Problem details: Every record that follows should be printed verbatim.

Source records:
----------------------------------------

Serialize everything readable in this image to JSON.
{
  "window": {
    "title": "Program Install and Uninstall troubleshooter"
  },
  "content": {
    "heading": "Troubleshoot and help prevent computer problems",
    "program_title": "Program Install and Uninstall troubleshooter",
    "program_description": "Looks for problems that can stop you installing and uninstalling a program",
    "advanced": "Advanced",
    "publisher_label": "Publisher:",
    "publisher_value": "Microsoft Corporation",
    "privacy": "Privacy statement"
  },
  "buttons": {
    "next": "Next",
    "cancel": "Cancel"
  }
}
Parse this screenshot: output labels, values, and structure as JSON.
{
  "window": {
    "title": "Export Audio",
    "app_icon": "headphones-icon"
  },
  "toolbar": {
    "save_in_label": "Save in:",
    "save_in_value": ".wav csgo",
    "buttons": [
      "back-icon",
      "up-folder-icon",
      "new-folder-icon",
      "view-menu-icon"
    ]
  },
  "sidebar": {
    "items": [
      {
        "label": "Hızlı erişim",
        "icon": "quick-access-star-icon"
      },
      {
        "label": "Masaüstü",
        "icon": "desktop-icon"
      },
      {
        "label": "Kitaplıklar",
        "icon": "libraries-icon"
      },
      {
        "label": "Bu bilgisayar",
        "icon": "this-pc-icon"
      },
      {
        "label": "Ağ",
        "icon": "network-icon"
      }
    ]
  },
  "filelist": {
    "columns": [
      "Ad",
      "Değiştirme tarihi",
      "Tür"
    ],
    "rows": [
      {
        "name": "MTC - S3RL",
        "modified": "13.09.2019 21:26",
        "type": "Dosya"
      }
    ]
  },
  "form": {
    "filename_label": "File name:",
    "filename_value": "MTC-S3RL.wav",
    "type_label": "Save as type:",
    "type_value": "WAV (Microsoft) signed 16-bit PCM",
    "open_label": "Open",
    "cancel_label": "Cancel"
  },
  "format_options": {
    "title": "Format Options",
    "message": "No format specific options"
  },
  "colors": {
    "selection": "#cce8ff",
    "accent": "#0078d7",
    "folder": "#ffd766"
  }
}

----------------------------------------

Task response:
Serialize everything readable in this image to JSON.
{
  "window": {
    "title": "Program Install and Uninstall troubleshooter"
  },
  "content": {
    "heading": "Troubleshoot and help prevent computer problems",
    "program_title": "Program Install and Uninstall troubleshooter",
    "program_description": "Looks for problems that can stop you installing and uninstalling a program",
    "advanced": "Advanced",
    "publisher_label": "Publisher:",
    "publisher_value": "Microsoft Corporation",
    "privacy": "Privacy statement"
  },
  "buttons": {
    "next": "Next",
    "cancel": "Cancel"
  }
}
Parse this screenshot: output labels, values, and structure as JSON.
{
  "window": {
    "title": "Export Audio",
    "app_icon": "headphones-icon"
  },
  "toolbar": {
    "save_in_label": "Save in:",
    "save_in_value": ".wav csgo",
    "buttons": [
      "back-icon",
      "up-folder-icon",
      "new-folder-icon",
      "view-menu-icon"
    ]
  },
  "sidebar": {
    "items": [
      {
        "label": "Hızlı erişim",
        "icon": "quick-access-star-icon"
      },
      {
        "label": "Masaüstü",
        "icon": "desktop-icon"
      },
      {
        "label": "Kitaplıklar",
        "icon": "libraries-icon"
      },
      {
        "label": "Bu bilgisayar",
        "icon": "this-pc-icon"
      },
      {
        "label": "Ağ",
        "icon": "network-icon"
      }
    ]
  },
  "filelist": {
    "columns": [
      "Ad",
      "Değiştirme tarihi",
      "Tür"
    ],
    "rows": [
      {
        "name": "MTC - S3RL",
        "modified": "13.09.2019 21:26",
        "type": "Dosya"
      }
    ]
  },
  "form": {
    "filename_label": "File name:",
    "filename_value": "MTC-S3RL.wav",
    "type_label": "Save as type:",
    "type_value": "WAV (Microsoft) signed 16-bit PCM",
    "open_label": "Open",
    "cancel_label": "Cancel"
  },
  "format_options": {
    "title": "Format Options",
    "message": "No format specific options"
  },
  "colors": {
    "selection": "#cce8ff",
    "accent": "#0078d7",
    "folder": "#ffd766"
  }
}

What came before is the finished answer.